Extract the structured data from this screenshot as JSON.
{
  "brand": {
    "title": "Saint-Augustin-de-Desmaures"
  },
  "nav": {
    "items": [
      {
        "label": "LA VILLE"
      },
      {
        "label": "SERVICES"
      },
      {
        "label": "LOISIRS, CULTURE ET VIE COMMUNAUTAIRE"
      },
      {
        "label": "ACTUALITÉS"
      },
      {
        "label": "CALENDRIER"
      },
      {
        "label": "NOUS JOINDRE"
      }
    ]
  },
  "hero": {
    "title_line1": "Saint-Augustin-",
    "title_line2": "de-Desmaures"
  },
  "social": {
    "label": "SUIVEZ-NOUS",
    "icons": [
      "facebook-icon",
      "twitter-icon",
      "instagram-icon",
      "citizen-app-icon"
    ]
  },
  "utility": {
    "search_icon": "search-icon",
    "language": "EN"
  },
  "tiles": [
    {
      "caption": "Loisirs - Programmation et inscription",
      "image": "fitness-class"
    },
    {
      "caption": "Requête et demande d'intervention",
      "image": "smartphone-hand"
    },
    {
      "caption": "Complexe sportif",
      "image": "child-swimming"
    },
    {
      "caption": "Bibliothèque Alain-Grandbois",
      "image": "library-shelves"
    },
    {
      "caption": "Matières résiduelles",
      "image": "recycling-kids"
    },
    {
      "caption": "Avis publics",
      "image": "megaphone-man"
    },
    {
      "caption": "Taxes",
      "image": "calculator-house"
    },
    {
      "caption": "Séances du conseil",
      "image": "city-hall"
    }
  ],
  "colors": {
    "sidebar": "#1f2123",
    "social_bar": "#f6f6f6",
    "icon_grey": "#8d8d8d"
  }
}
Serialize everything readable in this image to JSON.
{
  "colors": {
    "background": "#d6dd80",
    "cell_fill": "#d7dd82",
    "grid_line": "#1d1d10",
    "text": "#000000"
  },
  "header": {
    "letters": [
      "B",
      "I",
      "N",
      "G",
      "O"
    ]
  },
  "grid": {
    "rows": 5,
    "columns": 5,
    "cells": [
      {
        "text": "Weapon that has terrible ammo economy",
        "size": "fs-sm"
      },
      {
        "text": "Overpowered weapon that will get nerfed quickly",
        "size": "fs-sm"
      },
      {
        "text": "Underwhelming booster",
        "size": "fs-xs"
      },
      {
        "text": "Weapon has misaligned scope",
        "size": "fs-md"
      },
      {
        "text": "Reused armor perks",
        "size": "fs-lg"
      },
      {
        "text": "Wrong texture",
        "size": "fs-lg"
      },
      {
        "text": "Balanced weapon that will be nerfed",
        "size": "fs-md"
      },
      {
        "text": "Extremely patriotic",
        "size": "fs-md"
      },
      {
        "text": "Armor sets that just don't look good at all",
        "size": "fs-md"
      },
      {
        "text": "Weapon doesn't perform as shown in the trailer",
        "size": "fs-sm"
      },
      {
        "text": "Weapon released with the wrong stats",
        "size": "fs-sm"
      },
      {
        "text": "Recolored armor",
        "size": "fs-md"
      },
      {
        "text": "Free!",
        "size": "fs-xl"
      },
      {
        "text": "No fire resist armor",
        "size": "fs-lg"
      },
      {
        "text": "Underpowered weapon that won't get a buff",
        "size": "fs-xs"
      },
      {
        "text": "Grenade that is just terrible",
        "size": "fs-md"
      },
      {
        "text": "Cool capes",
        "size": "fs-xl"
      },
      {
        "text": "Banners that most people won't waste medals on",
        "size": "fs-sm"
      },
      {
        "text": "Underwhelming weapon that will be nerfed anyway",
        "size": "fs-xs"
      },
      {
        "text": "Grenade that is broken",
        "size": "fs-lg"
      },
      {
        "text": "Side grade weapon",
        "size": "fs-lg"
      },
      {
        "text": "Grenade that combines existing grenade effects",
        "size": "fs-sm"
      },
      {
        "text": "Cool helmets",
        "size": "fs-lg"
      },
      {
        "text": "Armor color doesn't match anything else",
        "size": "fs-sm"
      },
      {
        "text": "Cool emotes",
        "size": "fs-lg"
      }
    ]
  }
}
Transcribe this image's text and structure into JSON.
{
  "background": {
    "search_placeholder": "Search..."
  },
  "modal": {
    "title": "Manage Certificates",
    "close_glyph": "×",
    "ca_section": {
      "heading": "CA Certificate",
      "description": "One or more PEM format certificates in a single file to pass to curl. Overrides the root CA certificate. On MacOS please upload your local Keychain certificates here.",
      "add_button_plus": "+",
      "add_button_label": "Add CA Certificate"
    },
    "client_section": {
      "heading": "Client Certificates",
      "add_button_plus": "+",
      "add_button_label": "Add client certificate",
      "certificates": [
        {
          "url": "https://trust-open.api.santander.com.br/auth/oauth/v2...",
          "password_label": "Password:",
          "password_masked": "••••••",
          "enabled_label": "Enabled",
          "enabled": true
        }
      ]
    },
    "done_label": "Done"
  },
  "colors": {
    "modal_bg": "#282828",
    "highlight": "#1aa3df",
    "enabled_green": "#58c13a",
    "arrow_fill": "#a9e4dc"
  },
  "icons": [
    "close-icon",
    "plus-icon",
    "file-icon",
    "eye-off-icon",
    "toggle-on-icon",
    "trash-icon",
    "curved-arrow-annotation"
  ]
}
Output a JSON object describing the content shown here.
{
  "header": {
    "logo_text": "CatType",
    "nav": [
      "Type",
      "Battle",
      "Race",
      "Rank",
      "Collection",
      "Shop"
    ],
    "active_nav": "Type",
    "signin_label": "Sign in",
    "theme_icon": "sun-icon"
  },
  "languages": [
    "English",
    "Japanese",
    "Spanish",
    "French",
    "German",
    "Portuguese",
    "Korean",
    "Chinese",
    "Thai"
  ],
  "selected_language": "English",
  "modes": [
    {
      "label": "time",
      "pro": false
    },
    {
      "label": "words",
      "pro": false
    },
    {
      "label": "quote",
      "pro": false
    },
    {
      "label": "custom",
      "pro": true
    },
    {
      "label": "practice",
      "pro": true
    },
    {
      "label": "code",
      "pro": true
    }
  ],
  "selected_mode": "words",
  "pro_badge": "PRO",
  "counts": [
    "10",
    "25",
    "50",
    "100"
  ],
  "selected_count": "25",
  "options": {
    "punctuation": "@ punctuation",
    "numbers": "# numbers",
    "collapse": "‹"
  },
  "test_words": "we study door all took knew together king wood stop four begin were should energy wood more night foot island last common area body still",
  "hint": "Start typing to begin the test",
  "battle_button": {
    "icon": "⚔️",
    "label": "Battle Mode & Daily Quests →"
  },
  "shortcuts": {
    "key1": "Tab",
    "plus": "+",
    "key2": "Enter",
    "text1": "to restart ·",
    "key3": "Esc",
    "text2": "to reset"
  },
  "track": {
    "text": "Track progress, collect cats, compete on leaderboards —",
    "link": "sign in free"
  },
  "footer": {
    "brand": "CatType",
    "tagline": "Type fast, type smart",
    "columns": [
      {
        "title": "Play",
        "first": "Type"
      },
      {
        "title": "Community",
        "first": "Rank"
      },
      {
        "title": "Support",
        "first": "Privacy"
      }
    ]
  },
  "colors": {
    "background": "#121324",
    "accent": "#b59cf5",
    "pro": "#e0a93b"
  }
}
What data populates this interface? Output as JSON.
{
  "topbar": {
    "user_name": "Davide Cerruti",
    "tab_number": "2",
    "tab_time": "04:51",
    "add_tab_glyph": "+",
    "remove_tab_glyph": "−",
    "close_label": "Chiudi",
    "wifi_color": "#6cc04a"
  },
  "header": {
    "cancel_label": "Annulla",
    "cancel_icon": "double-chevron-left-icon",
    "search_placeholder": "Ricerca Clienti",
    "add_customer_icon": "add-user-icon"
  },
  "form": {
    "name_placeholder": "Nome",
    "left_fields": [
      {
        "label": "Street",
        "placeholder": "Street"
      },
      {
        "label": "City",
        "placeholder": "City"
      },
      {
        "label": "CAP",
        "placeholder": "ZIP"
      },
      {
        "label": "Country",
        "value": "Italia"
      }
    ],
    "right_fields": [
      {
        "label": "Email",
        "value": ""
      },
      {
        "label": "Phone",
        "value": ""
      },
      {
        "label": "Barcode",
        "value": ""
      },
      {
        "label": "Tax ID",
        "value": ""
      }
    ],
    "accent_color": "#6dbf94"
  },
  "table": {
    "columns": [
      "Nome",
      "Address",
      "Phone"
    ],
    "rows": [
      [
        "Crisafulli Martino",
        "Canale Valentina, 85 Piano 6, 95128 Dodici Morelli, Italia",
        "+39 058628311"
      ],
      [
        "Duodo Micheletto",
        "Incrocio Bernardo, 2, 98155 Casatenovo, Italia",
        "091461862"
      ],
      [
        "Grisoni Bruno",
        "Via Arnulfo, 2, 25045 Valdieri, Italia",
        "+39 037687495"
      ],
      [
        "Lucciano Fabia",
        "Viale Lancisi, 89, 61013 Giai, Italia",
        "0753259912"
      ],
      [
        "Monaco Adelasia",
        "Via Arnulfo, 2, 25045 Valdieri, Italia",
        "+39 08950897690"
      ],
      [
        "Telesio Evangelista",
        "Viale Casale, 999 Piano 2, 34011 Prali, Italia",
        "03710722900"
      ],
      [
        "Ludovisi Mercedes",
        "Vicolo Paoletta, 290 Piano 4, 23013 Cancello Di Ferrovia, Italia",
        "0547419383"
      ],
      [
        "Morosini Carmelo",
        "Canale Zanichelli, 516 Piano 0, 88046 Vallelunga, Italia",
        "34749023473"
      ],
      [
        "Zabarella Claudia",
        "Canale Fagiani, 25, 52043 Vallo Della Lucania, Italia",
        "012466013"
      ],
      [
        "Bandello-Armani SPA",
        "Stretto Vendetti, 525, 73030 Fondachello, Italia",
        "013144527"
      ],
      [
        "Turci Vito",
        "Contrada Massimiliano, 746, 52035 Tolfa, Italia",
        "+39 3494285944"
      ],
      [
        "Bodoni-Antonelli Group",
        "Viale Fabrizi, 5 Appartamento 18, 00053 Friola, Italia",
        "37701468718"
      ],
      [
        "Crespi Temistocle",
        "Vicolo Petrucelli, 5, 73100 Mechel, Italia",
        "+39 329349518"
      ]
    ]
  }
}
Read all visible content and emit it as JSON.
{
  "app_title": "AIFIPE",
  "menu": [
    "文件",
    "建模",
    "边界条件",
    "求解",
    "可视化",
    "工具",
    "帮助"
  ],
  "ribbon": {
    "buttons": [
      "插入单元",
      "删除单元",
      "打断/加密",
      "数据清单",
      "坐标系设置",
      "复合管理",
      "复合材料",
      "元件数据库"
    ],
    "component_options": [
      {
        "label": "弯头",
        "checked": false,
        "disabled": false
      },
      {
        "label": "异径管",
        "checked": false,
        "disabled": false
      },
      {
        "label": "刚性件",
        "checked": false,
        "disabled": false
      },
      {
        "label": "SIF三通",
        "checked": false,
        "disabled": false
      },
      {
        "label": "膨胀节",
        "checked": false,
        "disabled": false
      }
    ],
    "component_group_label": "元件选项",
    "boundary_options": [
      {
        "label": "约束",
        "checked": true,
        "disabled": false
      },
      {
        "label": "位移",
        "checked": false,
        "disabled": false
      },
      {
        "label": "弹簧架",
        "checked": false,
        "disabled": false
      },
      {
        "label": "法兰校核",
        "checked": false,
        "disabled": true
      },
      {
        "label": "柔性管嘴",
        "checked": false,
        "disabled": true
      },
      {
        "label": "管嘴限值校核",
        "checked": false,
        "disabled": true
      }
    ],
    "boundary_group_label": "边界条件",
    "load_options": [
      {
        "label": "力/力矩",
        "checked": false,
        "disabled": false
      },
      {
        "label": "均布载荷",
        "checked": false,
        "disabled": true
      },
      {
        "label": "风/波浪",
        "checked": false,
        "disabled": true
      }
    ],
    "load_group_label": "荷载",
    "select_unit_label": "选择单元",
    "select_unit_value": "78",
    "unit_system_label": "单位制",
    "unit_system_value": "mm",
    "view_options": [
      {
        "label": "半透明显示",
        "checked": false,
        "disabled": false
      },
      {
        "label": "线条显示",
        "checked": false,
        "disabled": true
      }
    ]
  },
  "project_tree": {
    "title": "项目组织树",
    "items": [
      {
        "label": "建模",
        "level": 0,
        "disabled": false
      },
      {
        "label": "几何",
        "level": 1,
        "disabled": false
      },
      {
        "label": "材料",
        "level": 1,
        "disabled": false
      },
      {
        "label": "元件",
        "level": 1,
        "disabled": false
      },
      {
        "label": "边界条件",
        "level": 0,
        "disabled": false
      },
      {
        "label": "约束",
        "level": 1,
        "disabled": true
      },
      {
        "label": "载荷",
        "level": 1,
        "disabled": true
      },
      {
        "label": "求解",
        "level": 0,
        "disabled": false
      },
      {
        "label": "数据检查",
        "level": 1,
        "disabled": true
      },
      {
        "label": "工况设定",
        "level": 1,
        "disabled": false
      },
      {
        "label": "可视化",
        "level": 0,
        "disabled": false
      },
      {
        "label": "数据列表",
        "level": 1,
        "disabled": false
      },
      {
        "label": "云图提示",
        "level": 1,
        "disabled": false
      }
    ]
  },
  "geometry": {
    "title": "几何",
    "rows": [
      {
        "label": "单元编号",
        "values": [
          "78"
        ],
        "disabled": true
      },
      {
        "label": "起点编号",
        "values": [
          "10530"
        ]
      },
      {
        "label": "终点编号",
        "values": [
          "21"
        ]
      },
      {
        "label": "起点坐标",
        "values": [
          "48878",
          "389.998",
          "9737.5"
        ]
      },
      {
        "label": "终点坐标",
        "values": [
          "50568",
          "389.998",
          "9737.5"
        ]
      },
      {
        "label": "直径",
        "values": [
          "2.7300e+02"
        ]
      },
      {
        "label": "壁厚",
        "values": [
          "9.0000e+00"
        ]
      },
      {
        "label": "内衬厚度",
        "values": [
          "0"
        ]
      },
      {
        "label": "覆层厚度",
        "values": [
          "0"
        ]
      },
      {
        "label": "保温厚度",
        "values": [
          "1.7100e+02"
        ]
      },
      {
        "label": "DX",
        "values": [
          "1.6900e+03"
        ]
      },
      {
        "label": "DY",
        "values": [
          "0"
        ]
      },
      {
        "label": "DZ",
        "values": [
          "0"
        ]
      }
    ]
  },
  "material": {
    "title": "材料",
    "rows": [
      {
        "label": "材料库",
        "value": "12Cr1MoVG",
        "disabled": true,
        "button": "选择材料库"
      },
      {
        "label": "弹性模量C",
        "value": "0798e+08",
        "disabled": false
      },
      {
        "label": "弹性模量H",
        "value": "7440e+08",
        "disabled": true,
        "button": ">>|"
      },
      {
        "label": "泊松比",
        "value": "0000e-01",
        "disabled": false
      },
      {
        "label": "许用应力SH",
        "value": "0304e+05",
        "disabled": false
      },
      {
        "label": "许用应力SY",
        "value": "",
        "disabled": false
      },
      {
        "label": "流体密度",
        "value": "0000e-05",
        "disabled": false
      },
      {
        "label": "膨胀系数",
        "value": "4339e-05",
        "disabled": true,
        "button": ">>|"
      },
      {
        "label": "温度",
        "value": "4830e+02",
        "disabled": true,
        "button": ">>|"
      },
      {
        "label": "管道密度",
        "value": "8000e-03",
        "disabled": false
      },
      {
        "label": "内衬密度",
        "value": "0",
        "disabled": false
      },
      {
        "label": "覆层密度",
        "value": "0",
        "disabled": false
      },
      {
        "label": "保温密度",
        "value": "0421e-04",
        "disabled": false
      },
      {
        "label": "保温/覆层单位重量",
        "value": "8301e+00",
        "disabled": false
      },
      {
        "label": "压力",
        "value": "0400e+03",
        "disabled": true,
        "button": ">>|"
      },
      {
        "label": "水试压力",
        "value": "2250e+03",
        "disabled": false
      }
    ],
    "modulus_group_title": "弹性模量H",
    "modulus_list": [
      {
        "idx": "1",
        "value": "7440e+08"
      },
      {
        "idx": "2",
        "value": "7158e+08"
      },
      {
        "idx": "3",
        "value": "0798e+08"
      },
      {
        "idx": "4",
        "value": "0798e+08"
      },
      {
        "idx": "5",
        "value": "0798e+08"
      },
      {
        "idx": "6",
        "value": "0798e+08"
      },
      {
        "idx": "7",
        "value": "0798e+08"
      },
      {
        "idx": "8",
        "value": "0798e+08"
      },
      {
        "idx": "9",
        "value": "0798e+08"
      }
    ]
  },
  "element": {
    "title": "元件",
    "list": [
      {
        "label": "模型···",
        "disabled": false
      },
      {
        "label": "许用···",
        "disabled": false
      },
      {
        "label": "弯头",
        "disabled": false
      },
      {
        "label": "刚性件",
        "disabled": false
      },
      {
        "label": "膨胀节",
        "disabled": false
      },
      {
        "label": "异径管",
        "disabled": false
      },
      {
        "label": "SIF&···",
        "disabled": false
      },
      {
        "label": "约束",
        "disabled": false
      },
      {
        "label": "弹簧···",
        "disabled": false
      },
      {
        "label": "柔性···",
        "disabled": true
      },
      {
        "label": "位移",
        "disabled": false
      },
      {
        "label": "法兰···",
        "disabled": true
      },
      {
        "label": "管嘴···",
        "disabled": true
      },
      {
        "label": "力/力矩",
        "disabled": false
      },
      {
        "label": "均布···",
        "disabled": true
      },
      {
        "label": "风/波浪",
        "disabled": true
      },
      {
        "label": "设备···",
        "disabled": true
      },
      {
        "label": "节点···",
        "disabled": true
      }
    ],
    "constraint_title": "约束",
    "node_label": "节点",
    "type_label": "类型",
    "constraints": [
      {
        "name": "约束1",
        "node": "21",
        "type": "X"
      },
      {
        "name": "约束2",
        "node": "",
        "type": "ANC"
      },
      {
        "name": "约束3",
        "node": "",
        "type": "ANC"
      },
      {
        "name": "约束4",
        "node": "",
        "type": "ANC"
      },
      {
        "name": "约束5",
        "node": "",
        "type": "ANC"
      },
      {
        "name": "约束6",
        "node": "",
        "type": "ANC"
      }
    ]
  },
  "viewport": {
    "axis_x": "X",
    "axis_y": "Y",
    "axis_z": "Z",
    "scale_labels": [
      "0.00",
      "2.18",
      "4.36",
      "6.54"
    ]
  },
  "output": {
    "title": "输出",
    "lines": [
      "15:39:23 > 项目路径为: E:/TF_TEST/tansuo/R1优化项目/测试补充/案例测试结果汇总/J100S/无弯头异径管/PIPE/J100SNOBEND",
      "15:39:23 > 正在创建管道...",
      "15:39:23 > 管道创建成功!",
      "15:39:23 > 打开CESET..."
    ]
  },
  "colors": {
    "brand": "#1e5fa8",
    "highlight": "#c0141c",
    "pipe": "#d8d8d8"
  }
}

——

**Exercise**
Considering only the records above, state the number of lines that include the word "NOUS", with nothing added.

**Worked solution**
2